**EXERCISE**
Gather every line from the entries below that includes "цифровой".

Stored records

______

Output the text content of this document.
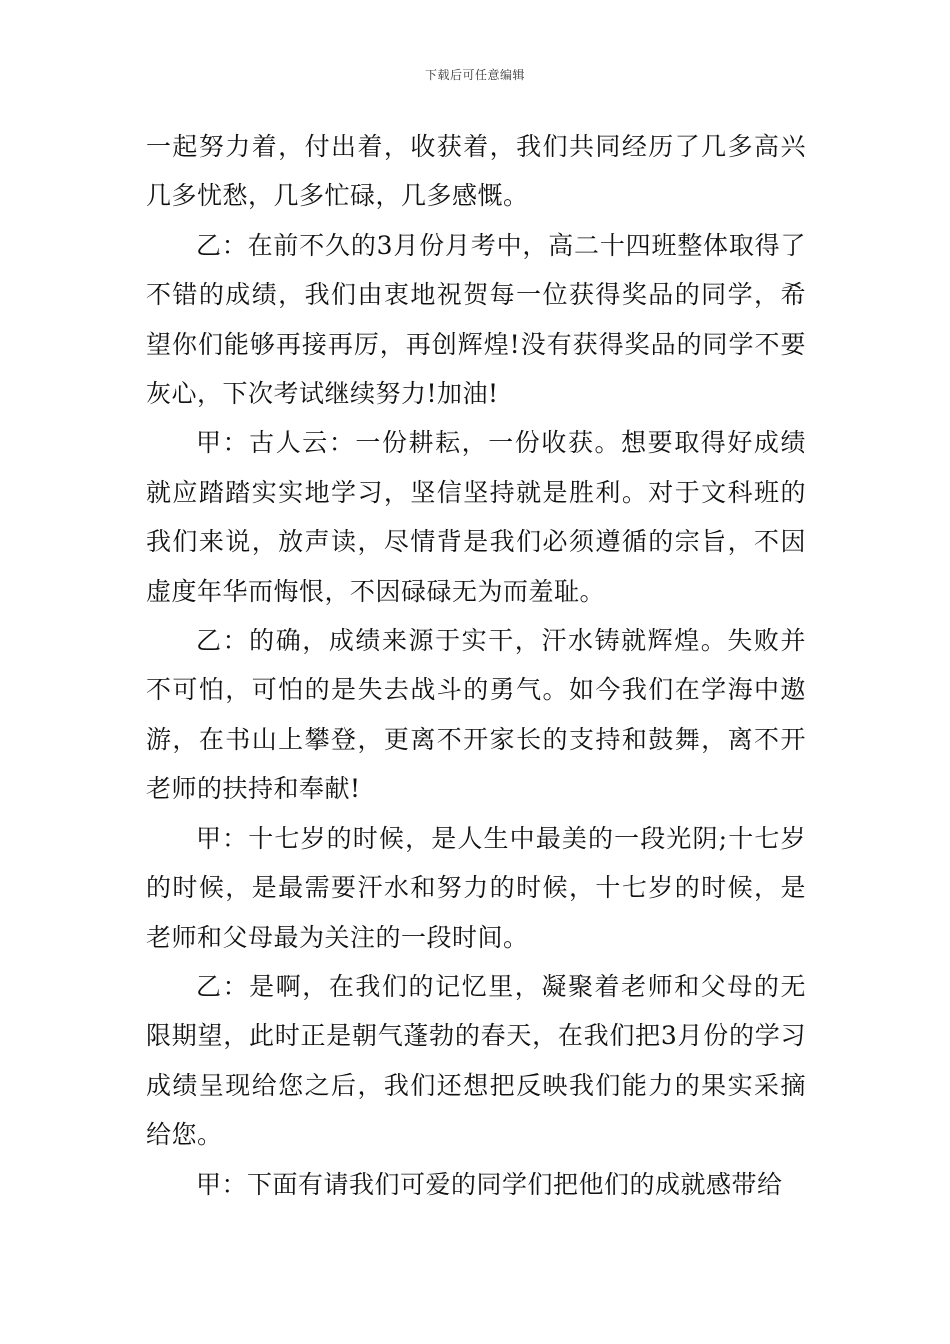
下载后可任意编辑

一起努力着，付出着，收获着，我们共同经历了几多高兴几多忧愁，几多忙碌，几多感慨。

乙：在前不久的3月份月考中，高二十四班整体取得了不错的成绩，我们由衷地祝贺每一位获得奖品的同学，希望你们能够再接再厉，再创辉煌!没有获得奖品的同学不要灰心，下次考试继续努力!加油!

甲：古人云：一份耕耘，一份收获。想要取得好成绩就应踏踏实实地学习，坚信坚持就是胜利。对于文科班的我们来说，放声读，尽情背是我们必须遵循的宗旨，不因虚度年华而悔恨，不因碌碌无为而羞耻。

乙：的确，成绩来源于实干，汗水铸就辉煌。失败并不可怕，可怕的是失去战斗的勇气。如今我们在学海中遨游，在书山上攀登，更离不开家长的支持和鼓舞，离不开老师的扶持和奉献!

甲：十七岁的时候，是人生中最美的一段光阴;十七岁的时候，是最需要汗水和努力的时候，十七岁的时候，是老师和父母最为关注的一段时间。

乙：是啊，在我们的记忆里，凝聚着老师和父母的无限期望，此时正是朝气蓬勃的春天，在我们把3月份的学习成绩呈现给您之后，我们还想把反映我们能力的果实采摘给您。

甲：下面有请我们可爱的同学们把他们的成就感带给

______

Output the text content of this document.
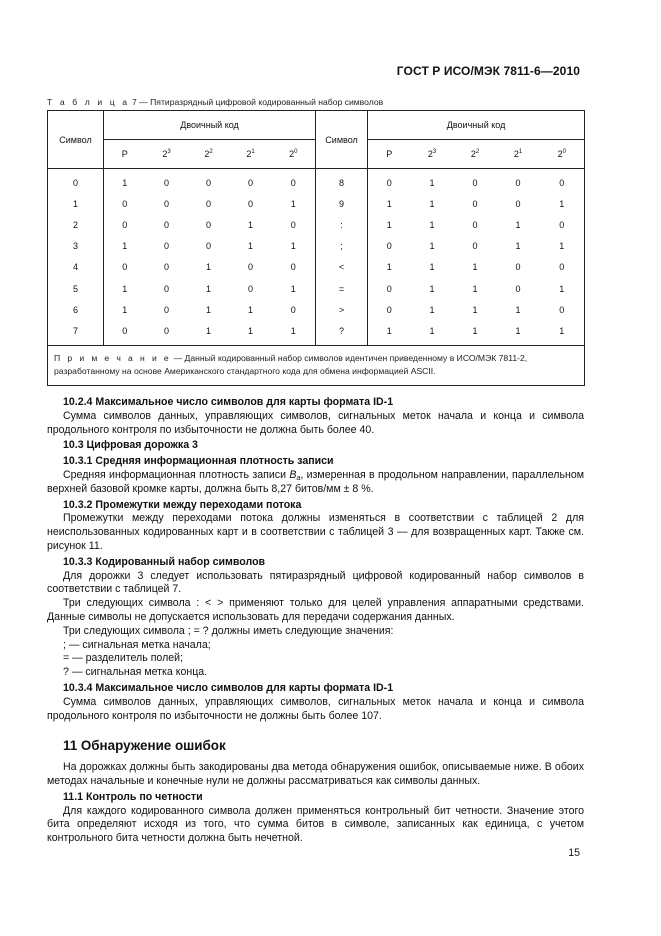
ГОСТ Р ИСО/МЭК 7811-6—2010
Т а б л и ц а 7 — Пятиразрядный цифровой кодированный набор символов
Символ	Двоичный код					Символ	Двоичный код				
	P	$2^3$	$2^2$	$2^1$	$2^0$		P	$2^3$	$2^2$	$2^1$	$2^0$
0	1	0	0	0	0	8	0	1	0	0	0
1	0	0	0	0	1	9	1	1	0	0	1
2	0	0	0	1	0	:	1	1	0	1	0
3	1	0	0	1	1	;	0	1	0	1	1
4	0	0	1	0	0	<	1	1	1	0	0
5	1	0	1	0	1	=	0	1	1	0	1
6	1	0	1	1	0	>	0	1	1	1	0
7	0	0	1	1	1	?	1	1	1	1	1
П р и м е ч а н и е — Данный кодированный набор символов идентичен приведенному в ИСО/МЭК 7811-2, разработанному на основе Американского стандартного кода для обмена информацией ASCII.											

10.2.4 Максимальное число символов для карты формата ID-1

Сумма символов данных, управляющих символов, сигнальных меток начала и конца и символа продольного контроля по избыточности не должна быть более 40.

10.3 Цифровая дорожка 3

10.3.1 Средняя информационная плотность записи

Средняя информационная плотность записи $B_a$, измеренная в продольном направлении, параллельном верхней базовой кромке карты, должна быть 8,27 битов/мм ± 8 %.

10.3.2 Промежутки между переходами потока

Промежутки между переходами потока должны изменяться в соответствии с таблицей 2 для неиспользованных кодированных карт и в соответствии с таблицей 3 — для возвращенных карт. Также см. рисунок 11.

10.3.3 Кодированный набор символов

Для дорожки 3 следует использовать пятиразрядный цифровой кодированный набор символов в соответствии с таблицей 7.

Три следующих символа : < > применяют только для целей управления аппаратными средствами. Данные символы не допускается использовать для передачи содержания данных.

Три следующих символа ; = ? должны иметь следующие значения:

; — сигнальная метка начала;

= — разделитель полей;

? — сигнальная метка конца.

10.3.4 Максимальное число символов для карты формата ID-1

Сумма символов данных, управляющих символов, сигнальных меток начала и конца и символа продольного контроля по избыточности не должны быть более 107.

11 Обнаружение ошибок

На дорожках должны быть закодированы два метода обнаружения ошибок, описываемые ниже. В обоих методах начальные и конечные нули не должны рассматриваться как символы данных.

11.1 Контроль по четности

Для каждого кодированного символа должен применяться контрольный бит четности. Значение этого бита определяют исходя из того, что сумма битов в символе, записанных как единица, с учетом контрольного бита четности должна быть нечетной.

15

______

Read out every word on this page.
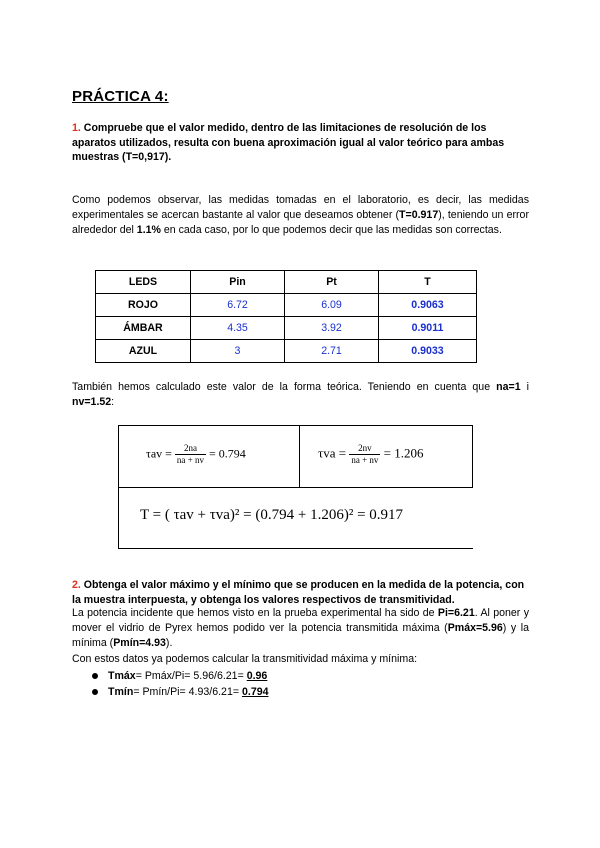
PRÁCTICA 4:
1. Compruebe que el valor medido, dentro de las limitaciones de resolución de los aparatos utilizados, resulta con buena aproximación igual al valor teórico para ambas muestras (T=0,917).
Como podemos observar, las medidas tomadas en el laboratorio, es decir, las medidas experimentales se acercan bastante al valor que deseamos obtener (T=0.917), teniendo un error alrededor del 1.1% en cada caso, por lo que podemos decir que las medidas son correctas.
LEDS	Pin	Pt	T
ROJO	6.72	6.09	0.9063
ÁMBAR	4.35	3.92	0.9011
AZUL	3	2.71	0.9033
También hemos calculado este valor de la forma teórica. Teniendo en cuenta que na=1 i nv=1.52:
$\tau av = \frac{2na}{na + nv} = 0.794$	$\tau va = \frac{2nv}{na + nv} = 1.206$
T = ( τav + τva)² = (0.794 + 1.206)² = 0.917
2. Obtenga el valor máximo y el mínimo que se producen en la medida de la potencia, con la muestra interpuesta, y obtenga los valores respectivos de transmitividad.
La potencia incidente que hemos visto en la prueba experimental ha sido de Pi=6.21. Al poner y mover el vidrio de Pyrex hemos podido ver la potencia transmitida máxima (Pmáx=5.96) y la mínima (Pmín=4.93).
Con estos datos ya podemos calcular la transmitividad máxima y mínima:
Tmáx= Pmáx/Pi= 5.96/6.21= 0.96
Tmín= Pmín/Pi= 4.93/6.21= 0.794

______

**SOLVED PROBLEM**
Т а б л и ц а 7 — Пятиразрядный цифровой кодированный набор символов
Для дорожки 3 следует использовать пятиразрядный цифровой кодированный набор символов в соответствии с таблицей 7.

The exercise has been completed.